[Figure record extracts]
• • • • •
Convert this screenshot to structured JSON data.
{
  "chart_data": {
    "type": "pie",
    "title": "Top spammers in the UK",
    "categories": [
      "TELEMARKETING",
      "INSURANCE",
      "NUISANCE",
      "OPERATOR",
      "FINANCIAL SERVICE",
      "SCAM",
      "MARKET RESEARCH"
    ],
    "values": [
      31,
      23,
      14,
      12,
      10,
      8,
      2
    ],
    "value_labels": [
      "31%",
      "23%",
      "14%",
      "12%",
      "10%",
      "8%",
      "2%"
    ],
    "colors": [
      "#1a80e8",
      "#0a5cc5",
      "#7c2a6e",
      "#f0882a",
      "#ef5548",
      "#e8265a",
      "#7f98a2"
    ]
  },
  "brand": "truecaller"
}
• • • • •
#### Do this:
Reproduce the data in full, exactly as presented.

#### Finished task:
Convert this screenshot to structured JSON data.
{
  "chart_data": {
    "type": "pie",
    "title": "Top spammers in the UK",
    "categories": [
      "TELEMARKETING",
      "INSURANCE",
      "NUISANCE",
      "OPERATOR",
      "FINANCIAL SERVICE",
      "SCAM",
      "MARKET RESEARCH"
    ],
    "values": [
      31,
      23,
      14,
      12,
      10,
      8,
      2
    ],
    "value_labels": [
      "31%",
      "23%",
      "14%",
      "12%",
      "10%",
      "8%",
      "2%"
    ],
    "colors": [
      "#1a80e8",
      "#0a5cc5",
      "#7c2a6e",
      "#f0882a",
      "#ef5548",
      "#e8265a",
      "#7f98a2"
    ]
  },
  "brand": "truecaller"
}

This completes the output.